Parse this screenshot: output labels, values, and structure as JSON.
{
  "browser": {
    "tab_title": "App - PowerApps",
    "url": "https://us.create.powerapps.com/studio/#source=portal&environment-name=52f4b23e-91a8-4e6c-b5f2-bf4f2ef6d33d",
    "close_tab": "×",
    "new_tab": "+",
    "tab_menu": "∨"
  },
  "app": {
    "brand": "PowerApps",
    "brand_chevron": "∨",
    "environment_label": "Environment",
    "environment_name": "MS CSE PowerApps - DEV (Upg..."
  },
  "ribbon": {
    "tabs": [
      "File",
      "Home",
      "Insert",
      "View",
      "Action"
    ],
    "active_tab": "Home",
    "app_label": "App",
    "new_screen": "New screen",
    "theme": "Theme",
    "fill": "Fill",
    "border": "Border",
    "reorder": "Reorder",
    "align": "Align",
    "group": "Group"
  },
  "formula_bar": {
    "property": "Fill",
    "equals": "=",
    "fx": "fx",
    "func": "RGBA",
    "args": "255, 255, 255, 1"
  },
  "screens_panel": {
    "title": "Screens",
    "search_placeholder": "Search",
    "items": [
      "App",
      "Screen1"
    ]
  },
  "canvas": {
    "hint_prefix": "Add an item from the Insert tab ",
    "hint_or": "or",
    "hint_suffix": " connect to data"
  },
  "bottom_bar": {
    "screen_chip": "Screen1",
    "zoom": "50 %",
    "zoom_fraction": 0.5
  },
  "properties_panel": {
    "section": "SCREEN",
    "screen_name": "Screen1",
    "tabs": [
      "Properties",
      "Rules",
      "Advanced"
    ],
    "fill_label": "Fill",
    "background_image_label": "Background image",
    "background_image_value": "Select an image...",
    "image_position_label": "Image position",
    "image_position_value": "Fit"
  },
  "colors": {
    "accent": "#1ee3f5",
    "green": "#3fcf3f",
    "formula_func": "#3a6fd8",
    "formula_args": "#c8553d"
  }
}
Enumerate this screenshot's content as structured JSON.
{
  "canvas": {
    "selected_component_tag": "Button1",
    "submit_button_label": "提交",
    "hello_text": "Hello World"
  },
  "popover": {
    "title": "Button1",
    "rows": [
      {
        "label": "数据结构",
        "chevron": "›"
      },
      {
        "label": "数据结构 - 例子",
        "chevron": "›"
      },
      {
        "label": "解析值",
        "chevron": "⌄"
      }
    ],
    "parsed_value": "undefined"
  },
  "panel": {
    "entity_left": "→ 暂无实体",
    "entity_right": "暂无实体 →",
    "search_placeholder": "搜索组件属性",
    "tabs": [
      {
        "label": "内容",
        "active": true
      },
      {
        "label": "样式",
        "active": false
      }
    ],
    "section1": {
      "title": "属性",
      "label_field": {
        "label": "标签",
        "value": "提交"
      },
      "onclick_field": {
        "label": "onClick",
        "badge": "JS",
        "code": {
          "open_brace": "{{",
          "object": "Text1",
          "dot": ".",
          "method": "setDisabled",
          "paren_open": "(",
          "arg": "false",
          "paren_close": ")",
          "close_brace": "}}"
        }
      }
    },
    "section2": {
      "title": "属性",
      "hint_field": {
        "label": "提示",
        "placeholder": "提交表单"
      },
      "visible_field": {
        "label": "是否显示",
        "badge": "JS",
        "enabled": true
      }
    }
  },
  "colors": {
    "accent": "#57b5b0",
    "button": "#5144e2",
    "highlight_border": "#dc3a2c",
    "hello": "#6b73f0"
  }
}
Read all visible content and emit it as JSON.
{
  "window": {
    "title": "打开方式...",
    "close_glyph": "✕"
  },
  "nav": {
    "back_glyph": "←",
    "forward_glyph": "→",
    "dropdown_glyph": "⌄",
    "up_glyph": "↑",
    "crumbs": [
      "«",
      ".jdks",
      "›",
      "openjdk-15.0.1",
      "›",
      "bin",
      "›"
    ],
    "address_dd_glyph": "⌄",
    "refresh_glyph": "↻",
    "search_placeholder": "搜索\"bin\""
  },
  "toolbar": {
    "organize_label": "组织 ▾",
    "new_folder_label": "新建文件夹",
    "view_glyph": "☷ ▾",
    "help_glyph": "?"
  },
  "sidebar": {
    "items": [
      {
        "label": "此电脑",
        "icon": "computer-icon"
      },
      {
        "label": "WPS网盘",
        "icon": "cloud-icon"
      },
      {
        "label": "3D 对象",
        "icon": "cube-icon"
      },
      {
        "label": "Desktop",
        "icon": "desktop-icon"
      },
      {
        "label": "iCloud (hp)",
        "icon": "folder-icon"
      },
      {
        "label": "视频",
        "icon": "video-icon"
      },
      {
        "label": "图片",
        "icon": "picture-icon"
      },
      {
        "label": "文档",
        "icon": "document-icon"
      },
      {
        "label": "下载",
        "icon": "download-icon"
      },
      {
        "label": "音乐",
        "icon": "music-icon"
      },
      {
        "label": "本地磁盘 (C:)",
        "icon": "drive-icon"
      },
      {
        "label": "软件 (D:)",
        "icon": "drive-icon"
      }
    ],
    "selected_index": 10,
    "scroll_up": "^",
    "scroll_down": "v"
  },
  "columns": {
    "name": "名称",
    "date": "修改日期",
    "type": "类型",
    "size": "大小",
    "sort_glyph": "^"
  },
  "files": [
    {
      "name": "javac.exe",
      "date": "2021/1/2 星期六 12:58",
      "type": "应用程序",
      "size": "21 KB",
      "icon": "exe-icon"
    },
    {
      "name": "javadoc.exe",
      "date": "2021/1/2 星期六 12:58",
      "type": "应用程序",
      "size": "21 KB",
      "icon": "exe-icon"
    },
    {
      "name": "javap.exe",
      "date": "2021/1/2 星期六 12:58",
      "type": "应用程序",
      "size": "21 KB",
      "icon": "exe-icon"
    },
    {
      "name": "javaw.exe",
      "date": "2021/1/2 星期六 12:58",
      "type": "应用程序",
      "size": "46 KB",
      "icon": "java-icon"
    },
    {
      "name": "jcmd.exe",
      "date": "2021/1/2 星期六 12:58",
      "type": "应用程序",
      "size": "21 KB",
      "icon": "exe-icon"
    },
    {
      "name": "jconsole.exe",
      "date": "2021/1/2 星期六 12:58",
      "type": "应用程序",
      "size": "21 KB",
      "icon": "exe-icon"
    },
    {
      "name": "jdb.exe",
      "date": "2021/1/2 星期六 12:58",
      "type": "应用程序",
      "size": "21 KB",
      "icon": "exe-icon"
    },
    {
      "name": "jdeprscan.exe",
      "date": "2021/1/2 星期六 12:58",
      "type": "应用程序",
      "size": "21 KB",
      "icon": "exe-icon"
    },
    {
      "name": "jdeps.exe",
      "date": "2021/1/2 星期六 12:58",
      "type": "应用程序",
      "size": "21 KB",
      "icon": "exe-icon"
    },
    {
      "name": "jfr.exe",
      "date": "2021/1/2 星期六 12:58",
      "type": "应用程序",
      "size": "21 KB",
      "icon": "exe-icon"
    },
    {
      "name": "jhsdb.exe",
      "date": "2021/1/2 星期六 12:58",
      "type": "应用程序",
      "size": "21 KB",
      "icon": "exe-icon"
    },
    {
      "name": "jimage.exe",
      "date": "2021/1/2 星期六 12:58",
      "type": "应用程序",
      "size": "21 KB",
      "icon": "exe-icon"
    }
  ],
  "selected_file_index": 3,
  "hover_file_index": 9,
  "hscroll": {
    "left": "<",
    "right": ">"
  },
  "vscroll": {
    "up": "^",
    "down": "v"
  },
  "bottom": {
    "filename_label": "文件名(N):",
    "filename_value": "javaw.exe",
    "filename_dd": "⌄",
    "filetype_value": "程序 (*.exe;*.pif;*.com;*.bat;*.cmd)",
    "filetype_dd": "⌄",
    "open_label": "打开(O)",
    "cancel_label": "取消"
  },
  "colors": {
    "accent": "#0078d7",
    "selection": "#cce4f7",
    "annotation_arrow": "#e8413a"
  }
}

### Required work
Copy every line verbatim.

### Reply
Parse this screenshot: output labels, values, and structure as JSON.
{
  "browser": {
    "tab_title": "App - PowerApps",
    "url": "https://us.create.powerapps.com/studio/#source=portal&environment-name=52f4b23e-91a8-4e6c-b5f2-bf4f2ef6d33d",
    "close_tab": "×",
    "new_tab": "+",
    "tab_menu": "∨"
  },
  "app": {
    "brand": "PowerApps",
    "brand_chevron": "∨",
    "environment_label": "Environment",
    "environment_name": "MS CSE PowerApps - DEV (Upg..."
  },
  "ribbon": {
    "tabs": [
      "File",
      "Home",
      "Insert",
      "View",
      "Action"
    ],
    "active_tab": "Home",
    "app_label": "App",
    "new_screen": "New screen",
    "theme": "Theme",
    "fill": "Fill",
    "border": "Border",
    "reorder": "Reorder",
    "align": "Align",
    "group": "Group"
  },
  "formula_bar": {
    "property": "Fill",
    "equals": "=",
    "fx": "fx",
    "func": "RGBA",
    "args": "255, 255, 255, 1"
  },
  "screens_panel": {
    "title": "Screens",
    "search_placeholder": "Search",
    "items": [
      "App",
      "Screen1"
    ]
  },
  "canvas": {
    "hint_prefix": "Add an item from the Insert tab ",
    "hint_or": "or",
    "hint_suffix": " connect to data"
  },
  "bottom_bar": {
    "screen_chip": "Screen1",
    "zoom": "50 %",
    "zoom_fraction": 0.5
  },
  "properties_panel": {
    "section": "SCREEN",
    "screen_name": "Screen1",
    "tabs": [
      "Properties",
      "Rules",
      "Advanced"
    ],
    "fill_label": "Fill",
    "background_image_label": "Background image",
    "background_image_value": "Select an image...",
    "image_position_label": "Image position",
    "image_position_value": "Fit"
  },
  "colors": {
    "accent": "#1ee3f5",
    "green": "#3fcf3f",
    "formula_func": "#3a6fd8",
    "formula_args": "#c8553d"
  }
}
Enumerate this screenshot's content as structured JSON.
{
  "canvas": {
    "selected_component_tag": "Button1",
    "submit_button_label": "提交",
    "hello_text": "Hello World"
  },
  "popover": {
    "title": "Button1",
    "rows": [
      {
        "label": "数据结构",
        "chevron": "›"
      },
      {
        "label": "数据结构 - 例子",
        "chevron": "›"
      },
      {
        "label": "解析值",
        "chevron": "⌄"
      }
    ],
    "parsed_value": "undefined"
  },
  "panel": {
    "entity_left": "→ 暂无实体",
    "entity_right": "暂无实体 →",
    "search_placeholder": "搜索组件属性",
    "tabs": [
      {
        "label": "内容",
        "active": true
      },
      {
        "label": "样式",
        "active": false
      }
    ],
    "section1": {
      "title": "属性",
      "label_field": {
        "label": "标签",
        "value": "提交"
      },
      "onclick_field": {
        "label": "onClick",
        "badge": "JS",
        "code": {
          "open_brace": "{{",
          "object": "Text1",
          "dot": ".",
          "method": "setDisabled",
          "paren_open": "(",
          "arg": "false",
          "paren_close": ")",
          "close_brace": "}}"
        }
      }
    },
    "section2": {
      "title": "属性",
      "hint_field": {
        "label": "提示",
        "placeholder": "提交表单"
      },
      "visible_field": {
        "label": "是否显示",
        "badge": "JS",
        "enabled": true
      }
    }
  },
  "colors": {
    "accent": "#57b5b0",
    "button": "#5144e2",
    "highlight_border": "#dc3a2c",
    "hello": "#6b73f0"
  }
}
Read all visible content and emit it as JSON.
{
  "window": {
    "title": "打开方式...",
    "close_glyph": "✕"
  },
  "nav": {
    "back_glyph": "←",
    "forward_glyph": "→",
    "dropdown_glyph": "⌄",
    "up_glyph": "↑",
    "crumbs": [
      "«",
      ".jdks",
      "›",
      "openjdk-15.0.1",
      "›",
      "bin",
      "›"
    ],
    "address_dd_glyph": "⌄",
    "refresh_glyph": "↻",
    "search_placeholder": "搜索\"bin\""
  },
  "toolbar": {
    "organize_label": "组织 ▾",
    "new_folder_label": "新建文件夹",
    "view_glyph": "☷ ▾",
    "help_glyph": "?"
  },
  "sidebar": {
    "items": [
      {
        "label": "此电脑",
        "icon": "computer-icon"
      },
      {
        "label": "WPS网盘",
        "icon": "cloud-icon"
      },
      {
        "label": "3D 对象",
        "icon": "cube-icon"
      },
      {
        "label": "Desktop",
        "icon": "desktop-icon"
      },
      {
        "label": "iCloud (hp)",
        "icon": "folder-icon"
      },
      {
        "label": "视频",
        "icon": "video-icon"
      },
      {
        "label": "图片",
        "icon": "picture-icon"
      },
      {
        "label": "文档",
        "icon": "document-icon"
      },
      {
        "label": "下载",
        "icon": "download-icon"
      },
      {
        "label": "音乐",
        "icon": "music-icon"
      },
      {
        "label": "本地磁盘 (C:)",
        "icon": "drive-icon"
      },
      {
        "label": "软件 (D:)",
        "icon": "drive-icon"
      }
    ],
    "selected_index": 10,
    "scroll_up": "^",
    "scroll_down": "v"
  },
  "columns": {
    "name": "名称",
    "date": "修改日期",
    "type": "类型",
    "size": "大小",
    "sort_glyph": "^"
  },
  "files": [
    {
      "name": "javac.exe",
      "date": "2021/1/2 星期六 12:58",
      "type": "应用程序",
      "size": "21 KB",
      "icon": "exe-icon"
    },
    {
      "name": "javadoc.exe",
      "date": "2021/1/2 星期六 12:58",
      "type": "应用程序",
      "size": "21 KB",
      "icon": "exe-icon"
    },
    {
      "name": "javap.exe",
      "date": "2021/1/2 星期六 12:58",
      "type": "应用程序",
      "size": "21 KB",
      "icon": "exe-icon"
    },
    {
      "name": "javaw.exe",
      "date": "2021/1/2 星期六 12:58",
      "type": "应用程序",
      "size": "46 KB",
      "icon": "java-icon"
    },
    {
      "name": "jcmd.exe",
      "date": "2021/1/2 星期六 12:58",
      "type": "应用程序",
      "size": "21 KB",
      "icon": "exe-icon"
    },
    {
      "name": "jconsole.exe",
      "date": "2021/1/2 星期六 12:58",
      "type": "应用程序",
      "size": "21 KB",
      "icon": "exe-icon"
    },
    {
      "name": "jdb.exe",
      "date": "2021/1/2 星期六 12:58",
      "type": "应用程序",
      "size": "21 KB",
      "icon": "exe-icon"
    },
    {
      "name": "jdeprscan.exe",
      "date": "2021/1/2 星期六 12:58",
      "type": "应用程序",
      "size": "21 KB",
      "icon": "exe-icon"
    },
    {
      "name": "jdeps.exe",
      "date": "2021/1/2 星期六 12:58",
      "type": "应用程序",
      "size": "21 KB",
      "icon": "exe-icon"
    },
    {
      "name": "jfr.exe",
      "date": "2021/1/2 星期六 12:58",
      "type": "应用程序",
      "size": "21 KB",
      "icon": "exe-icon"
    },
    {
      "name": "jhsdb.exe",
      "date": "2021/1/2 星期六 12:58",
      "type": "应用程序",
      "size": "21 KB",
      "icon": "exe-icon"
    },
    {
      "name": "jimage.exe",
      "date": "2021/1/2 星期六 12:58",
      "type": "应用程序",
      "size": "21 KB",
      "icon": "exe-icon"
    }
  ],
  "selected_file_index": 3,
  "hover_file_index": 9,
  "hscroll": {
    "left": "<",
    "right": ">"
  },
  "vscroll": {
    "up": "^",
    "down": "v"
  },
  "bottom": {
    "filename_label": "文件名(N):",
    "filename_value": "javaw.exe",
    "filename_dd": "⌄",
    "filetype_value": "程序 (*.exe;*.pif;*.com;*.bat;*.cmd)",
    "filetype_dd": "⌄",
    "open_label": "打开(O)",
    "cancel_label": "取消"
  },
  "colors": {
    "accent": "#0078d7",
    "selection": "#cce4f7",
    "annotation_arrow": "#e8413a"
  }
}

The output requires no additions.